# Required work
Convert each line of the material below into an item of a numbered list, omitting any blank lines.

══════════════════════════════

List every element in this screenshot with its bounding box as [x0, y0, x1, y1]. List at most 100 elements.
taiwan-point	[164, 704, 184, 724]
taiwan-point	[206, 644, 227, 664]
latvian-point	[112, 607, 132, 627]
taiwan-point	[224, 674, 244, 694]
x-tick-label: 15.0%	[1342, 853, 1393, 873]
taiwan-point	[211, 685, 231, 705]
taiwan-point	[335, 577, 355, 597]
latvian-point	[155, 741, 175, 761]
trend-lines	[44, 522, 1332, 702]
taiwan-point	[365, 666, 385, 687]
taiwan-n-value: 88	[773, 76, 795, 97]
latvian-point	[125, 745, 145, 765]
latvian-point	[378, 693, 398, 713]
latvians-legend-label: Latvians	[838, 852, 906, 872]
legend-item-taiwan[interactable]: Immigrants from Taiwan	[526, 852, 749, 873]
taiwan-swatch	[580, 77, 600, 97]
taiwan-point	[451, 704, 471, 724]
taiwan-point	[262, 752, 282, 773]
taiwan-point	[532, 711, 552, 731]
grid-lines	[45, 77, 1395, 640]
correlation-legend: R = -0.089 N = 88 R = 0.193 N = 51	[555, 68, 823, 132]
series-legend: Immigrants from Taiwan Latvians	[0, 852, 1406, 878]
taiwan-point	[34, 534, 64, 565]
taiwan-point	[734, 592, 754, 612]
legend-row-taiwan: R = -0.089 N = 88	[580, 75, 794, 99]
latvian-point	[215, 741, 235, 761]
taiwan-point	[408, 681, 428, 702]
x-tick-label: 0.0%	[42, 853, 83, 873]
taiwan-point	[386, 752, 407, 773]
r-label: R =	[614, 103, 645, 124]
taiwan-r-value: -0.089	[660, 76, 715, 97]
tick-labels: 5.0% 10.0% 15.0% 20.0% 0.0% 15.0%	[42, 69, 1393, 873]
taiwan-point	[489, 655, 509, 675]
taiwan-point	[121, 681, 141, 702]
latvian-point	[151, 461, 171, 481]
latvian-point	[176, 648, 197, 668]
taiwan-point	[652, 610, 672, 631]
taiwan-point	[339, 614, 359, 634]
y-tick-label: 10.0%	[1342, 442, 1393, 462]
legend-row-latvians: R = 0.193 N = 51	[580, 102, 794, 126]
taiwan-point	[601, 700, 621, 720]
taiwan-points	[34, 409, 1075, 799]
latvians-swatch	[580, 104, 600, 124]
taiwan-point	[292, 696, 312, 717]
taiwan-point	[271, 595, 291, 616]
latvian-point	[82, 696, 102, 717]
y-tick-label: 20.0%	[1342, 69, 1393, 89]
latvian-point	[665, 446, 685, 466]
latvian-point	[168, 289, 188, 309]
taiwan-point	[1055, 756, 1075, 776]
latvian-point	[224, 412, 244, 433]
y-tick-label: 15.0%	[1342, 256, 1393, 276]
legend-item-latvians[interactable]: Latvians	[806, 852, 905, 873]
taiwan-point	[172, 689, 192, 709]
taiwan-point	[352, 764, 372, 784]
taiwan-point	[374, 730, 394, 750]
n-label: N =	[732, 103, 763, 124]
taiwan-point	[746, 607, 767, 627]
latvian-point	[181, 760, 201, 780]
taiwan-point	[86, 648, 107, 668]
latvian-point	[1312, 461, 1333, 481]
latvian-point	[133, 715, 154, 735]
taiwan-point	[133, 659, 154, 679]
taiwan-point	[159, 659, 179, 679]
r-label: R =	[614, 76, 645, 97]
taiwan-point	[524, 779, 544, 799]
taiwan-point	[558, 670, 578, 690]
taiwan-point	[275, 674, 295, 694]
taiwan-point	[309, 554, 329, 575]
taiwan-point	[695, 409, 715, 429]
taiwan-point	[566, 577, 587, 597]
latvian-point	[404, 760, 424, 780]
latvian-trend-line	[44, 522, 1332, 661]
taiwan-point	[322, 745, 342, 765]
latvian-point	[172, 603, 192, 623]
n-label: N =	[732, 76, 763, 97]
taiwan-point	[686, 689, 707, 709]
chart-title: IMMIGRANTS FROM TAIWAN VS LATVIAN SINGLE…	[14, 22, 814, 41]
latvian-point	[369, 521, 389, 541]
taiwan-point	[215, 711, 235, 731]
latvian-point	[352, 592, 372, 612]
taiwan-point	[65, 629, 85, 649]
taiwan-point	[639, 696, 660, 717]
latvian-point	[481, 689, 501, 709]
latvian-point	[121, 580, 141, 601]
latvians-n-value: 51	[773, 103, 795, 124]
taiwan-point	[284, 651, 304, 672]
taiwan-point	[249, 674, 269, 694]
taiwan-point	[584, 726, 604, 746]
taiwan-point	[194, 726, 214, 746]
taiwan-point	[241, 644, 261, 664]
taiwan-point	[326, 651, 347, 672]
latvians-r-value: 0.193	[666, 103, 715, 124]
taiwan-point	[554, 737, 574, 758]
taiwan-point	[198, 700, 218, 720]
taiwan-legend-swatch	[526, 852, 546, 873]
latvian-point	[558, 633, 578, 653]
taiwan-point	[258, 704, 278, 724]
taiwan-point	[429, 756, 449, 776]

══════════════════════════════

# Result for this exercise
1. List every element in this screenshot with its bounding box as [x0, y0, x1, y1]. List at most 100 elements.
2. taiwan-point	[164, 704, 184, 724]
3. taiwan-point	[206, 644, 227, 664]
4. latvian-point	[112, 607, 132, 627]
5. taiwan-point	[224, 674, 244, 694]
6. x-tick-label: 15.0%	[1342, 853, 1393, 873]
7. taiwan-point	[211, 685, 231, 705]
8. taiwan-point	[335, 577, 355, 597]
9. latvian-point	[155, 741, 175, 761]
10. trend-lines	[44, 522, 1332, 702]
11. taiwan-point	[365, 666, 385, 687]
12. taiwan-n-value: 88	[773, 76, 795, 97]
13. latvian-point	[125, 745, 145, 765]
14. latvian-point	[378, 693, 398, 713]
15. latvians-legend-label: Latvians	[838, 852, 906, 872]
16. legend-item-taiwan[interactable]: Immigrants from Taiwan	[526, 852, 749, 873]
17. taiwan-swatch	[580, 77, 600, 97]
18. taiwan-point	[451, 704, 471, 724]
19. taiwan-point	[262, 752, 282, 773]
20. taiwan-point	[532, 711, 552, 731]
21. grid-lines	[45, 77, 1395, 640]
22. correlation-legend: R = -0.089 N = 88 R = 0.193 N = 51	[555, 68, 823, 132]
23. series-legend: Immigrants from Taiwan Latvians	[0, 852, 1406, 878]
24. taiwan-point	[34, 534, 64, 565]
25. taiwan-point	[734, 592, 754, 612]
26. legend-row-taiwan: R = -0.089 N = 88	[580, 75, 794, 99]
27. latvian-point	[215, 741, 235, 761]
28. taiwan-point	[408, 681, 428, 702]
29. x-tick-label: 0.0%	[42, 853, 83, 873]
30. taiwan-point	[386, 752, 407, 773]
31. r-label: R =	[614, 103, 645, 124]
32. taiwan-r-value: -0.089	[660, 76, 715, 97]
33. tick-labels: 5.0% 10.0% 15.0% 20.0% 0.0% 15.0%	[42, 69, 1393, 873]
34. taiwan-point	[489, 655, 509, 675]
35. taiwan-point	[121, 681, 141, 702]
36. latvian-point	[151, 461, 171, 481]
37. latvian-point	[176, 648, 197, 668]
38. taiwan-point	[652, 610, 672, 631]
39. taiwan-point	[339, 614, 359, 634]
40. y-tick-label: 10.0%	[1342, 442, 1393, 462]
41. legend-row-latvians: R = 0.193 N = 51	[580, 102, 794, 126]
42. taiwan-point	[601, 700, 621, 720]
43. taiwan-points	[34, 409, 1075, 799]
44. latvians-swatch	[580, 104, 600, 124]
45. taiwan-point	[292, 696, 312, 717]
46. taiwan-point	[271, 595, 291, 616]
47. latvian-point	[82, 696, 102, 717]
48. y-tick-label: 20.0%	[1342, 69, 1393, 89]
49. latvian-point	[665, 446, 685, 466]
50. latvian-point	[168, 289, 188, 309]
51. taiwan-point	[1055, 756, 1075, 776]
52. latvian-point	[224, 412, 244, 433]
53. y-tick-label: 15.0%	[1342, 256, 1393, 276]
54. legend-item-latvians[interactable]: Latvians	[806, 852, 905, 873]
55. taiwan-point	[172, 689, 192, 709]
56. taiwan-point	[352, 764, 372, 784]
57. taiwan-point	[374, 730, 394, 750]
58. n-label: N =	[732, 103, 763, 124]
59. taiwan-point	[746, 607, 767, 627]
60. latvian-point	[181, 760, 201, 780]
61. taiwan-point	[86, 648, 107, 668]
62. latvian-point	[1312, 461, 1333, 481]
63. latvian-point	[133, 715, 154, 735]
64. taiwan-point	[133, 659, 154, 679]
65. taiwan-point	[159, 659, 179, 679]
66. r-label: R =	[614, 76, 645, 97]
67. taiwan-point	[524, 779, 544, 799]
68. taiwan-point	[558, 670, 578, 690]
69. taiwan-point	[275, 674, 295, 694]
70. taiwan-point	[309, 554, 329, 575]
71. taiwan-point	[695, 409, 715, 429]
72. taiwan-point	[566, 577, 587, 597]
73. latvian-point	[404, 760, 424, 780]
74. latvian-trend-line	[44, 522, 1332, 661]
75. taiwan-point	[322, 745, 342, 765]
76. latvian-point	[172, 603, 192, 623]
77. n-label: N =	[732, 76, 763, 97]
78. taiwan-point	[686, 689, 707, 709]
79. chart-title: IMMIGRANTS FROM TAIWAN VS LATVIAN SINGLE…	[14, 22, 814, 41]
80. latvian-point	[369, 521, 389, 541]
81. taiwan-point	[215, 711, 235, 731]
82. latvian-point	[352, 592, 372, 612]
83. taiwan-point	[65, 629, 85, 649]
84. taiwan-point	[639, 696, 660, 717]
85. latvian-point	[481, 689, 501, 709]
86. latvian-point	[121, 580, 141, 601]
87. latvians-n-value: 51	[773, 103, 795, 124]
88. taiwan-point	[284, 651, 304, 672]
89. taiwan-point	[249, 674, 269, 694]
90. taiwan-point	[584, 726, 604, 746]
91. taiwan-point	[194, 726, 214, 746]
92. taiwan-point	[241, 644, 261, 664]
93. taiwan-point	[326, 651, 347, 672]
94. latvians-r-value: 0.193	[666, 103, 715, 124]
95. taiwan-point	[554, 737, 574, 758]
96. taiwan-point	[198, 700, 218, 720]
97. taiwan-legend-swatch	[526, 852, 546, 873]
98. latvian-point	[558, 633, 578, 653]
99. taiwan-point	[258, 704, 278, 724]
100. taiwan-point	[429, 756, 449, 776]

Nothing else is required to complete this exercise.